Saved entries

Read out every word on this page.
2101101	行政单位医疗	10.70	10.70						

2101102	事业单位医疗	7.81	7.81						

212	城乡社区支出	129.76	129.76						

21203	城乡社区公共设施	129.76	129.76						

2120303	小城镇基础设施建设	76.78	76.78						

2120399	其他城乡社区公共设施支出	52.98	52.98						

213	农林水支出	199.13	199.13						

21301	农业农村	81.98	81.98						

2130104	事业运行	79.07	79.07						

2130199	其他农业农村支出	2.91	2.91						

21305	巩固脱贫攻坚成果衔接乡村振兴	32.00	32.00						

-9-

WHAT TO DO =
Above are the records; retype them all without a single difference.

SOLUTION BELOW =
Read out every word on this page.
2101101	行政单位医疗	10.70	10.70						

2101102	事业单位医疗	7.81	7.81						

212	城乡社区支出	129.76	129.76						

21203	城乡社区公共设施	129.76	129.76						

2120303	小城镇基础设施建设	76.78	76.78						

2120399	其他城乡社区公共设施支出	52.98	52.98						

213	农林水支出	199.13	199.13						

21301	农业农村	81.98	81.98						

2130104	事业运行	79.07	79.07						

2130199	其他农业农村支出	2.91	2.91						

21305	巩固脱贫攻坚成果衔接乡村振兴	32.00	32.00						

-9-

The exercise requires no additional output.